[Saved entries]
BEGIN

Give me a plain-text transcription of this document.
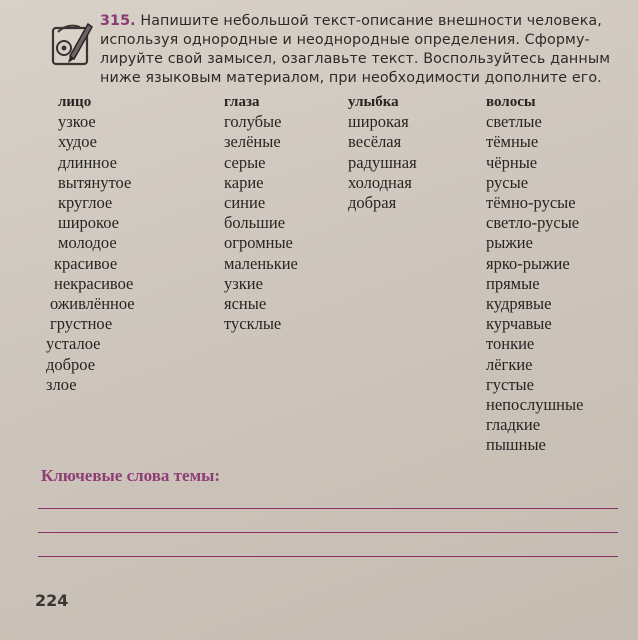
315. Напишите небольшой текст-описание внешности человека,
используя однородные и неоднородные определения. Сформу-
лируйте свой замысел, озаглавьте текст. Воспользуйтесь данным
ниже языковым материалом, при необходимости дополните его.
лицо
узкое
худое
длинное
вытянутое
круглое
широкое
молодое
красивое
некрасивое
оживлённое
грустное
усталое
доброе
злое
глаза
голубые
зелёные
серые
карие
синие
большие
огромные
маленькие
узкие
ясные
тусклые
улыбка
широкая
весёлая
радушная
холодная
добрая
волосы
светлые
тёмные
чёрные
русые
тёмно-русые
светло-русые
рыжие
ярко-рыжие
прямые
кудрявые
курчавые
тонкие
лёгкие
густые
непослушные
гладкие
пышные
Ключевые слова темы:
224
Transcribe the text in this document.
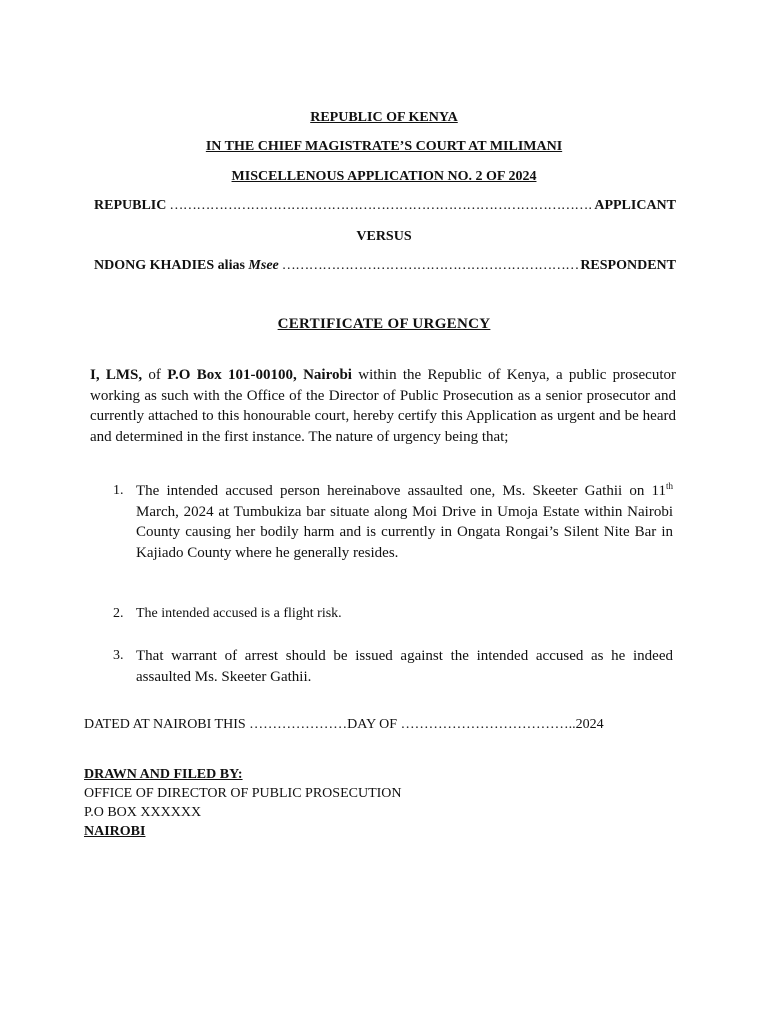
REPUBLIC OF KENYA
IN THE CHIEF MAGISTRATE’S COURT AT MILIMANI
MISCELLENOUS APPLICATION NO. 2 OF 2024
REPUBLIC …………………………………………………………………………………………………………………………	APPLICANT
VERSUS
NDONG KHADIES alias Msee …………………………………………………………………………………………………………………………	RESPONDENT
CERTIFICATE OF URGENCY
I, LMS, of P.O Box 101-00100, Nairobi within the Republic of Kenya, a public prosecutor working as such with the Office of the Director of Public Prosecution as a senior prosecutor and currently attached to this honourable court, hereby certify this Application as urgent and be heard and determined in the first instance. The nature of urgency being that;
1. The intended accused person hereinabove assaulted one, Ms. Skeeter Gathii on 11th March, 2024 at Tumbukiza bar situate along Moi Drive in Umoja Estate within Nairobi County causing her bodily harm and is currently in Ongata Rongai’s Silent Nite Bar in Kajiado County where he generally resides.
2. The intended accused is a flight risk.
3. That warrant of arrest should be issued against the intended accused as he indeed assaulted Ms. Skeeter Gathii.
DATED AT NAIROBI THIS …………………DAY OF ………………………………..2024
DRAWN AND FILED BY:
OFFICE OF DIRECTOR OF PUBLIC PROSECUTION
P.O BOX XXXXXX
NAIROBI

END

What the exercise asks: Write out the listing above exactly as it stands, pictures excluded.

Answer:
Give me a plain-text transcription of this document.
315. Напишите небольшой текст-описание внешности человека,
используя однородные и неоднородные определения. Сформу-
лируйте свой замысел, озаглавьте текст. Воспользуйтесь данным
ниже языковым материалом, при необходимости дополните его.
лицо
узкое
худое
длинное
вытянутое
круглое
широкое
молодое
красивое
некрасивое
оживлённое
грустное
усталое
доброе
злое
глаза
голубые
зелёные
серые
карие
синие
большие
огромные
маленькие
узкие
ясные
тусклые
улыбка
широкая
весёлая
радушная
холодная
добрая
волосы
светлые
тёмные
чёрные
русые
тёмно-русые
светло-русые
рыжие
ярко-рыжие
прямые
кудрявые
курчавые
тонкие
лёгкие
густые
непослушные
гладкие
пышные
Ключевые слова темы:
224
Transcribe the text in this document.
REPUBLIC OF KENYA
IN THE CHIEF MAGISTRATE’S COURT AT MILIMANI
MISCELLENOUS APPLICATION NO. 2 OF 2024
REPUBLIC …………………………………………………………………………………………………………………………	APPLICANT
VERSUS
NDONG KHADIES alias Msee …………………………………………………………………………………………………………………………	RESPONDENT
CERTIFICATE OF URGENCY
I, LMS, of P.O Box 101-00100, Nairobi within the Republic of Kenya, a public prosecutor working as such with the Office of the Director of Public Prosecution as a senior prosecutor and currently attached to this honourable court, hereby certify this Application as urgent and be heard and determined in the first instance. The nature of urgency being that;
1. The intended accused person hereinabove assaulted one, Ms. Skeeter Gathii on 11th March, 2024 at Tumbukiza bar situate along Moi Drive in Umoja Estate within Nairobi County causing her bodily harm and is currently in Ongata Rongai’s Silent Nite Bar in Kajiado County where he generally resides.
2. The intended accused is a flight risk.
3. That warrant of arrest should be issued against the intended accused as he indeed assaulted Ms. Skeeter Gathii.
DATED AT NAIROBI THIS …………………DAY OF ………………………………..2024
DRAWN AND FILED BY:
OFFICE OF DIRECTOR OF PUBLIC PROSECUTION
P.O BOX XXXXXX
NAIROBI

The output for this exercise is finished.